··· Given data

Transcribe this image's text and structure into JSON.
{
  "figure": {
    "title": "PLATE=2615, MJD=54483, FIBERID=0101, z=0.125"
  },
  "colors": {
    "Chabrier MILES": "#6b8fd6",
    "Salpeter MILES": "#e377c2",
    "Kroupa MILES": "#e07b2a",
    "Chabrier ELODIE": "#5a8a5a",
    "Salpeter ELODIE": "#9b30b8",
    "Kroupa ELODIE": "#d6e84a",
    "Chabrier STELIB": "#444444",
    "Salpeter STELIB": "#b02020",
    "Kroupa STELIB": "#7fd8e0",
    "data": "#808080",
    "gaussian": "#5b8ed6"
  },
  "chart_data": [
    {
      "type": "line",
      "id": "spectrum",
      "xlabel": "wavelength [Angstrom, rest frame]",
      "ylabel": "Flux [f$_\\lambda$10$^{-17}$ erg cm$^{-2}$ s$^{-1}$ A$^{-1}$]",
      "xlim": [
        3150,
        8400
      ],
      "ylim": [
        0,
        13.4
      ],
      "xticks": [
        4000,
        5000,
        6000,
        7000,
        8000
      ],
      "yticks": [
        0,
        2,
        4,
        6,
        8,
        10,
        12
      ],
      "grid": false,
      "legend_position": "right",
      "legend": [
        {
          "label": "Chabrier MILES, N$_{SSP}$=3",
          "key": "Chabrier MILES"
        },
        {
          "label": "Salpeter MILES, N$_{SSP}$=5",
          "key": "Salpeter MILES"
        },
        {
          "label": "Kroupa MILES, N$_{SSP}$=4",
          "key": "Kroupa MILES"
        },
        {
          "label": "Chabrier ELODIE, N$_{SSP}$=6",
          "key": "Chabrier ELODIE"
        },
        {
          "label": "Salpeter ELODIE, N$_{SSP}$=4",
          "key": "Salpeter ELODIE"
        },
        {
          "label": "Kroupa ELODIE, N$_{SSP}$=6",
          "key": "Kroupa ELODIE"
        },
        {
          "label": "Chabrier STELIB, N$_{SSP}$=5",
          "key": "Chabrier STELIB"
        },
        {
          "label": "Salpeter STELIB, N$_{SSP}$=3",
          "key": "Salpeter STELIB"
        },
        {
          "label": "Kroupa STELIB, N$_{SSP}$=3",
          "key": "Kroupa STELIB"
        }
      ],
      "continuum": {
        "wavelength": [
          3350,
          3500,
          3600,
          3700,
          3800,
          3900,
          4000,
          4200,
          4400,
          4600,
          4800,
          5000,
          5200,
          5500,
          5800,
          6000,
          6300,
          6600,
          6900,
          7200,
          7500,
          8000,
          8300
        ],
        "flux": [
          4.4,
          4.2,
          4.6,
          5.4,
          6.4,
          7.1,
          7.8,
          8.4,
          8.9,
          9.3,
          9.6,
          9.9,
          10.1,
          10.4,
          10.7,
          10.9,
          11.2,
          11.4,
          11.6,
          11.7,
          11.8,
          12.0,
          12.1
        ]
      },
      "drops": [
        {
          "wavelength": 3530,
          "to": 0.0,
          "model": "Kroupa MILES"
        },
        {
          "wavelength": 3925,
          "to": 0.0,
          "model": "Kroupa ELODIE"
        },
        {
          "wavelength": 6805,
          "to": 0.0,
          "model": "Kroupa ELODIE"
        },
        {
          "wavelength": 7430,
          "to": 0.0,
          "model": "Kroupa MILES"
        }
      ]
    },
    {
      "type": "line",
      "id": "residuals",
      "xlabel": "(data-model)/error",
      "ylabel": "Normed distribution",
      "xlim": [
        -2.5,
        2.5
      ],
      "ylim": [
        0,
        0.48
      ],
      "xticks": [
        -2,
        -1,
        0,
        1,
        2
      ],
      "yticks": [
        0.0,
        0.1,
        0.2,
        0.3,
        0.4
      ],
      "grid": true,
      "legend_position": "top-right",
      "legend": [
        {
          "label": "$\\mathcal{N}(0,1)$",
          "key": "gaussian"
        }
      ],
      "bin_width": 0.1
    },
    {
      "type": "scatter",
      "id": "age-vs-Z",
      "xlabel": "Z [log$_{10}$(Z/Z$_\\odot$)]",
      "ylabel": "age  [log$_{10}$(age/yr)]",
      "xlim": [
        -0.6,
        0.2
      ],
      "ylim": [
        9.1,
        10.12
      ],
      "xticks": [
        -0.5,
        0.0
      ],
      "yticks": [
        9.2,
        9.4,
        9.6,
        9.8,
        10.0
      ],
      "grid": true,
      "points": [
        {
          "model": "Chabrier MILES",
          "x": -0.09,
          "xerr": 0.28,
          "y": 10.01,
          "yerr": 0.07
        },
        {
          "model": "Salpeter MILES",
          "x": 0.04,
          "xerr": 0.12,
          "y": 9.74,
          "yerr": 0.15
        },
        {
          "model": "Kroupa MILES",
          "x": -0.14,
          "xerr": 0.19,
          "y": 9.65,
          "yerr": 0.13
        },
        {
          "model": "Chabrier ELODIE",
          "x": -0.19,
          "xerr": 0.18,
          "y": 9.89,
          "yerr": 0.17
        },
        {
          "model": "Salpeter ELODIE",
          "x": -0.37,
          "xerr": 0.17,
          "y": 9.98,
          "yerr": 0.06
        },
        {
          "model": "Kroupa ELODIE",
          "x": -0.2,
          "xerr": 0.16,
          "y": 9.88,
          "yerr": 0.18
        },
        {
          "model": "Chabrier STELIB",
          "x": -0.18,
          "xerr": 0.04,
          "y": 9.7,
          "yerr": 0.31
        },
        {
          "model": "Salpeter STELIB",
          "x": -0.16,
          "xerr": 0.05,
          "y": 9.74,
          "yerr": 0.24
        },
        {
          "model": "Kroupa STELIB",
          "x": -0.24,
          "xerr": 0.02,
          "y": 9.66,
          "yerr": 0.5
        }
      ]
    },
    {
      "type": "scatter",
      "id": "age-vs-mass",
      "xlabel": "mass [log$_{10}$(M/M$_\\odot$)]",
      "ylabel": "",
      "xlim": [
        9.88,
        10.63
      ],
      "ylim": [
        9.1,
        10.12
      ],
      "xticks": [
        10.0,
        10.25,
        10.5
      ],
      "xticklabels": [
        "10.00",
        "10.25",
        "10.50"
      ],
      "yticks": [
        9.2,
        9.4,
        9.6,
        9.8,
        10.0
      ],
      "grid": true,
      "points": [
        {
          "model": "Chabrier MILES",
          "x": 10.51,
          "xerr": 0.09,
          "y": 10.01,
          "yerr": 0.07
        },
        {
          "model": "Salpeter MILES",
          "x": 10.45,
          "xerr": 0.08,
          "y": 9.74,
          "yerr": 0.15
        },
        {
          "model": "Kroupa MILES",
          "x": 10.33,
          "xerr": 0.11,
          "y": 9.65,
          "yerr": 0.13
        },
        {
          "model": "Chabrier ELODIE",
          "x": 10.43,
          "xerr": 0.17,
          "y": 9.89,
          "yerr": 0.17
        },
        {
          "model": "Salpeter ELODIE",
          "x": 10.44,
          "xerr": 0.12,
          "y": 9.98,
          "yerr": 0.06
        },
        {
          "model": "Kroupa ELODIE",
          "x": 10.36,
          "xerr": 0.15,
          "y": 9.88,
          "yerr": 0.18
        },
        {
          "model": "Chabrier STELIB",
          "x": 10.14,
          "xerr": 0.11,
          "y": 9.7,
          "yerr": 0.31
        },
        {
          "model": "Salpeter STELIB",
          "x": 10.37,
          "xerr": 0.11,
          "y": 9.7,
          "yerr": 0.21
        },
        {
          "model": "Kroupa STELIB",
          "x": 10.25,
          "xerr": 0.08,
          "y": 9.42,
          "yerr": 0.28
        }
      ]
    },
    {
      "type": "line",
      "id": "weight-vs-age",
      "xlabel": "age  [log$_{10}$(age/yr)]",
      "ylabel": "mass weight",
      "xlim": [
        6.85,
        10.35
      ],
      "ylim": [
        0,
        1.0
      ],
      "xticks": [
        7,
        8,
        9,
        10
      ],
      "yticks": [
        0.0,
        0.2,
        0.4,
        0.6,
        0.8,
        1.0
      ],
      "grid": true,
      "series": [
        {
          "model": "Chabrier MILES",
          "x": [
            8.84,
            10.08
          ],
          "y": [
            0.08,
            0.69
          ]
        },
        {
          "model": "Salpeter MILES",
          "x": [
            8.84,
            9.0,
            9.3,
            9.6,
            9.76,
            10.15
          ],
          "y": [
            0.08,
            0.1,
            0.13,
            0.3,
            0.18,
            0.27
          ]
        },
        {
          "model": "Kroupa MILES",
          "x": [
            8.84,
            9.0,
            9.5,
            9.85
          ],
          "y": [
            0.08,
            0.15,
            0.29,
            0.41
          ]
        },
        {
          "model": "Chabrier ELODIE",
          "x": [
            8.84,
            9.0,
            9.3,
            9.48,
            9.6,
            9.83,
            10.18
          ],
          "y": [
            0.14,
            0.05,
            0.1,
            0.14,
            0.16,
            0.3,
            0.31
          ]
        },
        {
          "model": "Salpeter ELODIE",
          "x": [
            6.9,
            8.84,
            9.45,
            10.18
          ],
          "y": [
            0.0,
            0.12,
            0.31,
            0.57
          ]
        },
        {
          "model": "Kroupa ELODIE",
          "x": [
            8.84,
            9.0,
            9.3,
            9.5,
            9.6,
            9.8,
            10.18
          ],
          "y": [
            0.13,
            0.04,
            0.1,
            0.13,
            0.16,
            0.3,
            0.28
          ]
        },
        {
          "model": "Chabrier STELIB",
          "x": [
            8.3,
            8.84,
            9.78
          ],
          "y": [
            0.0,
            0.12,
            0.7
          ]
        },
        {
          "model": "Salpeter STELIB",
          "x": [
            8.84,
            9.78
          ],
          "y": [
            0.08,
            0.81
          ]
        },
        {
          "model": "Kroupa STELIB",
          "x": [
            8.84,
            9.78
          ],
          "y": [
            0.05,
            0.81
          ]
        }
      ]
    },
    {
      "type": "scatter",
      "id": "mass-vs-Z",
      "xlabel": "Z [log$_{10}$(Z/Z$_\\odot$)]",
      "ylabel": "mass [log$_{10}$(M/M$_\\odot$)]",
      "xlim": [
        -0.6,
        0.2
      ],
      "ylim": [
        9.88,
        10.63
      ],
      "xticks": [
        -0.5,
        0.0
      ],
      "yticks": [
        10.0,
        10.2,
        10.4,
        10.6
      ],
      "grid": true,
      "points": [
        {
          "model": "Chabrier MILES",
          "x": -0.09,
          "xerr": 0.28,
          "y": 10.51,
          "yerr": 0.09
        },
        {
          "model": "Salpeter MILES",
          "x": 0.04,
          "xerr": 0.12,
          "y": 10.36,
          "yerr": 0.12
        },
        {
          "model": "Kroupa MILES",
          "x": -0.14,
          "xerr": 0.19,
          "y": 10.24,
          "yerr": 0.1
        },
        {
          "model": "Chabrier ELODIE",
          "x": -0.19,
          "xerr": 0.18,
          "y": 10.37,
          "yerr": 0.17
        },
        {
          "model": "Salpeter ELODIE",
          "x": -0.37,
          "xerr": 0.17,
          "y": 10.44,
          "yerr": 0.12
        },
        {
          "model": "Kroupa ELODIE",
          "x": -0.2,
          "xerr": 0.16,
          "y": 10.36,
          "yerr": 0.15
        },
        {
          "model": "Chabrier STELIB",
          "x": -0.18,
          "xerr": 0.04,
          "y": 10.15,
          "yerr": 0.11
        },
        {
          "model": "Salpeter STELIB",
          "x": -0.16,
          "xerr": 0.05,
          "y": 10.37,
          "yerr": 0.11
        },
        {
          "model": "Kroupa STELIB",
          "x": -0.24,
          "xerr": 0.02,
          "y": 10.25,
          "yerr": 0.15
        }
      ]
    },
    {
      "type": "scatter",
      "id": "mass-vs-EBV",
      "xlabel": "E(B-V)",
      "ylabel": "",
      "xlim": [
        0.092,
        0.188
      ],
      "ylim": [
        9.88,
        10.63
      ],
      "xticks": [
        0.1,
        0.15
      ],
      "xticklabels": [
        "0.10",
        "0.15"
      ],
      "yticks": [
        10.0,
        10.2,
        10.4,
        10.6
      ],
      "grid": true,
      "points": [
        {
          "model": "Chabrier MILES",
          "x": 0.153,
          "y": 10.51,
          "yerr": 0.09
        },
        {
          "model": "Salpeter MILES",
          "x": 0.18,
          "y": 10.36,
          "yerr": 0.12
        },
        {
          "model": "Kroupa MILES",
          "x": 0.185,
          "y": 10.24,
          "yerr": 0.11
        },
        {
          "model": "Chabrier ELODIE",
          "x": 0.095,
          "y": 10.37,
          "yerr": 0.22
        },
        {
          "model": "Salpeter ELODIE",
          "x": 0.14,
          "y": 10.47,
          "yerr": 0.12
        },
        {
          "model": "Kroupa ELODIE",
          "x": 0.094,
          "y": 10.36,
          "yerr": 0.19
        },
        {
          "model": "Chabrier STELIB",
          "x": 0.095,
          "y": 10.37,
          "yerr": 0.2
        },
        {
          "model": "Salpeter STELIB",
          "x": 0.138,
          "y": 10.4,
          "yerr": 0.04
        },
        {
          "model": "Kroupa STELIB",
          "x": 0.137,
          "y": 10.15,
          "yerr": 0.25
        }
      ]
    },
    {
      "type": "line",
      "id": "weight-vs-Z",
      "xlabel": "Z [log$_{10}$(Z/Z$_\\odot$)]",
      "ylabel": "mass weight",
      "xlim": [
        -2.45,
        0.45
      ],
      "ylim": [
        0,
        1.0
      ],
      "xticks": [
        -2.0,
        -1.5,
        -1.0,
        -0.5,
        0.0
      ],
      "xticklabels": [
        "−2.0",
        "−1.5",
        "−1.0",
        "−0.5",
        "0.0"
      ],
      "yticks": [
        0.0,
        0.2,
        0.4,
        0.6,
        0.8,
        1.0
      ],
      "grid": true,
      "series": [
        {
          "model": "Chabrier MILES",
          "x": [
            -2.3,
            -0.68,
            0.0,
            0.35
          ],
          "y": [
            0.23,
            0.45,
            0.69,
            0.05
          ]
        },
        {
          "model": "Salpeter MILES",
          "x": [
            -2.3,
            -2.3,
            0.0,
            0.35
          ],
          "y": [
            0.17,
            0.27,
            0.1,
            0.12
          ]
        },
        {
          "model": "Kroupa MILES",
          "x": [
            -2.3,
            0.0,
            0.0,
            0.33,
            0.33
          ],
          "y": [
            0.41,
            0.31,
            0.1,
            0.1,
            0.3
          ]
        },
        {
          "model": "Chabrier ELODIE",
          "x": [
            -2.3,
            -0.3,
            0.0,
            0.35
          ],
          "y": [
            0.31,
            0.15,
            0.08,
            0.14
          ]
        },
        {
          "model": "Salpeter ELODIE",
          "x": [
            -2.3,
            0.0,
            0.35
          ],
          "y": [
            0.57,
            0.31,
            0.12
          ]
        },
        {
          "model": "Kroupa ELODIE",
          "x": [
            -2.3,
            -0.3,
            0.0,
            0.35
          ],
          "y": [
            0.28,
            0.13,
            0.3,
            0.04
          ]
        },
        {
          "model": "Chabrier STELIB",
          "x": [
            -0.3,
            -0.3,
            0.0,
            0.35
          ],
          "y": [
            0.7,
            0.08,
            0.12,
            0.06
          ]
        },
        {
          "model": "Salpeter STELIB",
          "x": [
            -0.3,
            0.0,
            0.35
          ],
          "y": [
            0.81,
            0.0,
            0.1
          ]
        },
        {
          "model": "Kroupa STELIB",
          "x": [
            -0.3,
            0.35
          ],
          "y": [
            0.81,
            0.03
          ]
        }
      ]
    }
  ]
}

······

**Exercise task**
Pull out each line containing the word "wavelength" and copy it.

**Result**
      "xlabel": "wavelength [Angstrom, rest frame]",
        "wavelength": [
          "wavelength": 3530,
          "wavelength": 3925,
          "wavelength": 6805,
          "wavelength": 7430,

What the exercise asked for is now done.